* Available records

══════════

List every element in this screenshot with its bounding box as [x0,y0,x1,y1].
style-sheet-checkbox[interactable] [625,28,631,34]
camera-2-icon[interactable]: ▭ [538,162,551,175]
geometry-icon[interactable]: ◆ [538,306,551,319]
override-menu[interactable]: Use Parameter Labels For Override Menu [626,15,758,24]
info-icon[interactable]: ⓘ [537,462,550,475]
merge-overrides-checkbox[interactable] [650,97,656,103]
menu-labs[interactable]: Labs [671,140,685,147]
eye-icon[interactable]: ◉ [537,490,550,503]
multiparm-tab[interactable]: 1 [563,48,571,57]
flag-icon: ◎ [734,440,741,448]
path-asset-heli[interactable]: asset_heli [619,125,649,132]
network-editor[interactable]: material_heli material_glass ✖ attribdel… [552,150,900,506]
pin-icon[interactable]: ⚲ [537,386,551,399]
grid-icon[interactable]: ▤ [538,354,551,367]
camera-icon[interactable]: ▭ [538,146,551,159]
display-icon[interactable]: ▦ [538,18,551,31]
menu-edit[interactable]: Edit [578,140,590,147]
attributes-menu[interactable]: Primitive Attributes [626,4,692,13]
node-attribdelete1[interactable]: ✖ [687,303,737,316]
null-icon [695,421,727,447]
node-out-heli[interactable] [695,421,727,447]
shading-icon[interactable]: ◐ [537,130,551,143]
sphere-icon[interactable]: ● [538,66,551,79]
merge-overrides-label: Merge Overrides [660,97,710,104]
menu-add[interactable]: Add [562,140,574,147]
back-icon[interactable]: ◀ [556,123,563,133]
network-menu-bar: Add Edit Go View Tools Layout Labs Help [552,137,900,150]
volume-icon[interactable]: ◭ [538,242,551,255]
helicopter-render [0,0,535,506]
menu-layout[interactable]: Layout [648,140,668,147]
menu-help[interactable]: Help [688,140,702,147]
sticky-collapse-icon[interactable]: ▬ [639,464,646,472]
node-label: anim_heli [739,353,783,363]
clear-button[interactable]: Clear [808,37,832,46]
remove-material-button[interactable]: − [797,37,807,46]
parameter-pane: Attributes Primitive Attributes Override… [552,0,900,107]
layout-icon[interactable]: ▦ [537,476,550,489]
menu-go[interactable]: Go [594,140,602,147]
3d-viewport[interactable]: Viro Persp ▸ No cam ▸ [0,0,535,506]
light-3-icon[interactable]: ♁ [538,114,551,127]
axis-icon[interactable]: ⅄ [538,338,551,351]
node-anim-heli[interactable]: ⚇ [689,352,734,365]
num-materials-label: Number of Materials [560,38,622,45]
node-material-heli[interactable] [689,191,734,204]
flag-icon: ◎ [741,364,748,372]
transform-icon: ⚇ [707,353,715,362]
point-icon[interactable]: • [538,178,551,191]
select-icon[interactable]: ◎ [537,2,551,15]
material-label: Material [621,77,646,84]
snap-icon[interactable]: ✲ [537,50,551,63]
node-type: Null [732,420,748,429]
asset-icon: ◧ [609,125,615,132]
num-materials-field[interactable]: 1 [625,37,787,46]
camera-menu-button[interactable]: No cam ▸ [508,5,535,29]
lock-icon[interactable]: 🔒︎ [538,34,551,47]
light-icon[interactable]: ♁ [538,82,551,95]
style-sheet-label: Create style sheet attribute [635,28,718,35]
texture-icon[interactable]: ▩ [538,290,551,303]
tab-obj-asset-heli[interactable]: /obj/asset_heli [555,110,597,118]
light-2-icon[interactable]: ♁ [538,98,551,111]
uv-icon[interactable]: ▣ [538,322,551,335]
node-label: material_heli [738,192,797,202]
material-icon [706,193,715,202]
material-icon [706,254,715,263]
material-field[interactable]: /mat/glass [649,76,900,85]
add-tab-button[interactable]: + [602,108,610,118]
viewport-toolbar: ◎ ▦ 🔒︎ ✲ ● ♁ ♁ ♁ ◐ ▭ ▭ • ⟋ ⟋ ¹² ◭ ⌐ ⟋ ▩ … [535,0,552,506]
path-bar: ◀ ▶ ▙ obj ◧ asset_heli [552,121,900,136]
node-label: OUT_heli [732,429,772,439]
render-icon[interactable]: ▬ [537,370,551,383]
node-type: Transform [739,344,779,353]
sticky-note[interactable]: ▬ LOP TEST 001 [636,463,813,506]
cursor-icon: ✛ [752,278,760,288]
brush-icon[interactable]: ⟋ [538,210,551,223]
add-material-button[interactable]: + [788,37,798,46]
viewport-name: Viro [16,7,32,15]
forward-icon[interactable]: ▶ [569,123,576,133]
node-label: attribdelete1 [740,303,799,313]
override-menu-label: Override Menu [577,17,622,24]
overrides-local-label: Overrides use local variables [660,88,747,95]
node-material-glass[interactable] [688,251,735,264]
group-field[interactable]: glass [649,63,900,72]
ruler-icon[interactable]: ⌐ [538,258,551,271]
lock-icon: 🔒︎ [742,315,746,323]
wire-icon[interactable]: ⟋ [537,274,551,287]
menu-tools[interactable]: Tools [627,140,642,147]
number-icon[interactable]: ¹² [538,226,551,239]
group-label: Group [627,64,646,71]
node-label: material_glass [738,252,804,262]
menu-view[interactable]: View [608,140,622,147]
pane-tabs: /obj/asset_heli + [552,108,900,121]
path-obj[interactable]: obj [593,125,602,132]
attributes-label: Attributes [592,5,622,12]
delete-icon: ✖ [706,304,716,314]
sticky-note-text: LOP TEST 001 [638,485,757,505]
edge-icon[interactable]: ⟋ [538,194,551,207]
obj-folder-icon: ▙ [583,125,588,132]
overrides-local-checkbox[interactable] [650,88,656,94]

══════════

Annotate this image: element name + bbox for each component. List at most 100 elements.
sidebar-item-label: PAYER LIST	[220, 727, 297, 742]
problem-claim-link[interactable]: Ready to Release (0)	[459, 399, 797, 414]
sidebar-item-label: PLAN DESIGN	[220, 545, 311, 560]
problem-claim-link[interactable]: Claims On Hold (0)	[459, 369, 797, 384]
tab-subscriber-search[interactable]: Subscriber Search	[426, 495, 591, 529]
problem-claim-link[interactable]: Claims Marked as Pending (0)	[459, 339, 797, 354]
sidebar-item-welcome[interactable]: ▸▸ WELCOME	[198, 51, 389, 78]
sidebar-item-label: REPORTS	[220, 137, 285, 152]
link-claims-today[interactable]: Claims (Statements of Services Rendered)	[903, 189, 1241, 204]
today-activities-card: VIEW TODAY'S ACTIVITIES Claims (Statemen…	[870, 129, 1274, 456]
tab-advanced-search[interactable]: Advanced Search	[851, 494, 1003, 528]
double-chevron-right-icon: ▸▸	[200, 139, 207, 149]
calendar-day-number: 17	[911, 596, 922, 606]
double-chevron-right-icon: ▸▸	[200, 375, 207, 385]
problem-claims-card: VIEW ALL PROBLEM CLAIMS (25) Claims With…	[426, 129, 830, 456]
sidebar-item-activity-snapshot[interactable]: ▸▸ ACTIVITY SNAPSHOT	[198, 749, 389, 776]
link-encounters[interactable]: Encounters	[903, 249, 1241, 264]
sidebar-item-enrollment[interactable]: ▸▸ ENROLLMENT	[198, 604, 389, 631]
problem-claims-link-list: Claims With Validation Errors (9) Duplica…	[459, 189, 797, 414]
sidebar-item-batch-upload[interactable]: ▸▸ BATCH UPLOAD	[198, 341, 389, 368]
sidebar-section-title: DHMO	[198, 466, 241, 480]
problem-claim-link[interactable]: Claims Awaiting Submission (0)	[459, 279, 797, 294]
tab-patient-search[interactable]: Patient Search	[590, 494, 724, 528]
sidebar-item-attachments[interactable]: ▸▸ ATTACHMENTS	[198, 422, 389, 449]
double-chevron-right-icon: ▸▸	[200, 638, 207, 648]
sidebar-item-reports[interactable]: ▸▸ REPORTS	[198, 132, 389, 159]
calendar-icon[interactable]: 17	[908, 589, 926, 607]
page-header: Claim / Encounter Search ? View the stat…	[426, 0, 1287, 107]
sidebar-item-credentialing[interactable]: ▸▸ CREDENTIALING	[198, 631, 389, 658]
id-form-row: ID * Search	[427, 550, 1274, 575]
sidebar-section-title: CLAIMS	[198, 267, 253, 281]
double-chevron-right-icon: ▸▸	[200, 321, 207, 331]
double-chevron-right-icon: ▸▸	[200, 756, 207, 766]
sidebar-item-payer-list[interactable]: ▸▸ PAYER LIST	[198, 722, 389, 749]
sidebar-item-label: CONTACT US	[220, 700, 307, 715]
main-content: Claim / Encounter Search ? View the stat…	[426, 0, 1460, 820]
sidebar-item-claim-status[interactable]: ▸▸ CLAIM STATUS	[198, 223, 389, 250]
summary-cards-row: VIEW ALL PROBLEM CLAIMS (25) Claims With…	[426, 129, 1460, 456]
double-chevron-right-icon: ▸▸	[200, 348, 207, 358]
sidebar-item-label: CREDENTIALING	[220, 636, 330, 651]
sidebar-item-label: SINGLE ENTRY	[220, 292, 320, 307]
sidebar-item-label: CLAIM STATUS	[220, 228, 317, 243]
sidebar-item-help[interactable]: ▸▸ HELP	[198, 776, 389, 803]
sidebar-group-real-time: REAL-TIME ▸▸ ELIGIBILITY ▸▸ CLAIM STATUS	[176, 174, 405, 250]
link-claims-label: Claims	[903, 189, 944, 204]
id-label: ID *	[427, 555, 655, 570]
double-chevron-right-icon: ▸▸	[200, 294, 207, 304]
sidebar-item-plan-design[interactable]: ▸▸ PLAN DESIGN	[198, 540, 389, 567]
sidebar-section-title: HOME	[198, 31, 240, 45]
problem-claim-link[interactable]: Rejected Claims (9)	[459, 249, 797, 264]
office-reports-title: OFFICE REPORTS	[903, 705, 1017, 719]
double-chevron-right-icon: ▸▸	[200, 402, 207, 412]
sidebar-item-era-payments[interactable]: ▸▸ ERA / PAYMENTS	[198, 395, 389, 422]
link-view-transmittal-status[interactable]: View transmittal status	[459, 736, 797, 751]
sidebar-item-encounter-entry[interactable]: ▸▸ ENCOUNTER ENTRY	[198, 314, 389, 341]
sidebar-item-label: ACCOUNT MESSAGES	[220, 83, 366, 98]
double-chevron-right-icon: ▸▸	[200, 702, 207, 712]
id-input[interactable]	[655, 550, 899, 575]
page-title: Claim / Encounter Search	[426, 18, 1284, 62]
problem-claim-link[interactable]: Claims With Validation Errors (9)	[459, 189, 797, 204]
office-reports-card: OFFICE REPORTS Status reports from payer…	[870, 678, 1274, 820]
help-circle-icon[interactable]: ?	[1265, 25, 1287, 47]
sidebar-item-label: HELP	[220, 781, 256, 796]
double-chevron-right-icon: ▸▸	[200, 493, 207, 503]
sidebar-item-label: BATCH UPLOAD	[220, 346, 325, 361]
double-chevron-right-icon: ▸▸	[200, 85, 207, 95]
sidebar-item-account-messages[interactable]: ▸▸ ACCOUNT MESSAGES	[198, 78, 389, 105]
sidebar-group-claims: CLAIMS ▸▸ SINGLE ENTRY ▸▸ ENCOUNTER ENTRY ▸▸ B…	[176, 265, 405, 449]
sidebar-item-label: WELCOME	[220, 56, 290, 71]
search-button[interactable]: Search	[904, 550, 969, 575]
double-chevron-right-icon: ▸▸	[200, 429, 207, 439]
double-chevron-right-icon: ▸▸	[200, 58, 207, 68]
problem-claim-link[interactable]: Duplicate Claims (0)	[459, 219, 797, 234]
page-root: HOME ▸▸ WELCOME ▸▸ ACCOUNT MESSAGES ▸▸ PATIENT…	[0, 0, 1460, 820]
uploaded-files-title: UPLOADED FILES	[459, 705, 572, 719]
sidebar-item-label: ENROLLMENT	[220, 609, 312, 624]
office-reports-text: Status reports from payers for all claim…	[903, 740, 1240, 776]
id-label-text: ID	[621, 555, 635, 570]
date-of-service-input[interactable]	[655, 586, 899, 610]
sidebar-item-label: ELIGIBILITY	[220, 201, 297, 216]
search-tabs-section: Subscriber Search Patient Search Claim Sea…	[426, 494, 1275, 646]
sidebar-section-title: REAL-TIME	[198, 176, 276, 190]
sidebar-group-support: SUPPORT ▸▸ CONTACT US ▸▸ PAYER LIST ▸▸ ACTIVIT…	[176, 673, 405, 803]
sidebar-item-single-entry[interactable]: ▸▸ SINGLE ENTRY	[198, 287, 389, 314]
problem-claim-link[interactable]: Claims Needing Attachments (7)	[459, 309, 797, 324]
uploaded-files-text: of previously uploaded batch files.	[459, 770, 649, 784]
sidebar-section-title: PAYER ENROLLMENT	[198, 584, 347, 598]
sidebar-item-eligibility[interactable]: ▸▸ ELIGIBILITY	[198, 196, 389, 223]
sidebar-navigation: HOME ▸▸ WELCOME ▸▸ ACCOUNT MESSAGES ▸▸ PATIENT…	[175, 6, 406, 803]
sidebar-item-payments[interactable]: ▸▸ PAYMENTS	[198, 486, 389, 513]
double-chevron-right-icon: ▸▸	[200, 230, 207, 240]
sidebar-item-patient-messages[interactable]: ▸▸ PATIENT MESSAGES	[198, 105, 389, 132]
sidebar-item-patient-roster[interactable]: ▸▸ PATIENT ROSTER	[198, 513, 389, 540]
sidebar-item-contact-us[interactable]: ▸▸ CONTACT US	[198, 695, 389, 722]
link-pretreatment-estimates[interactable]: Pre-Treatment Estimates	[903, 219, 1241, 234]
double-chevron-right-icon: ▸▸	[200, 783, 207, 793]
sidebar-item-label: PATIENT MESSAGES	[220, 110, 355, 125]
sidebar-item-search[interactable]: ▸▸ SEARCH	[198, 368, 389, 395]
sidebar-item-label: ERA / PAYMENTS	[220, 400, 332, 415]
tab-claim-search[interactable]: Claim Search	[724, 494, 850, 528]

══════════

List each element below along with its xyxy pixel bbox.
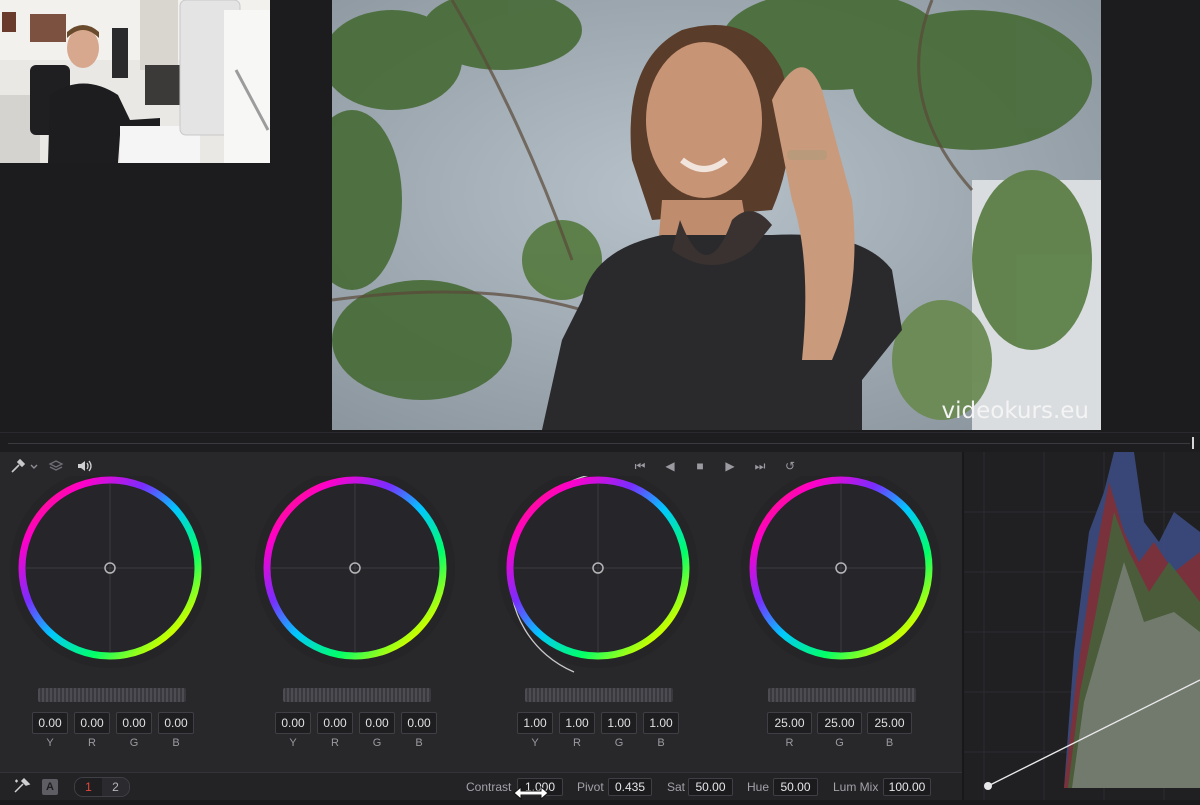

══════════

* What you have to do
Please list each row above that contains the word "Errors", and treat uppercase and lowercase as different.

* Reply
problem-claims-link-list: Claims With Validation Errors (9) Duplica…	[459, 189, 797, 414]
problem-claim-link[interactable]: Claims With Validation Errors (9)	[459, 189, 797, 204]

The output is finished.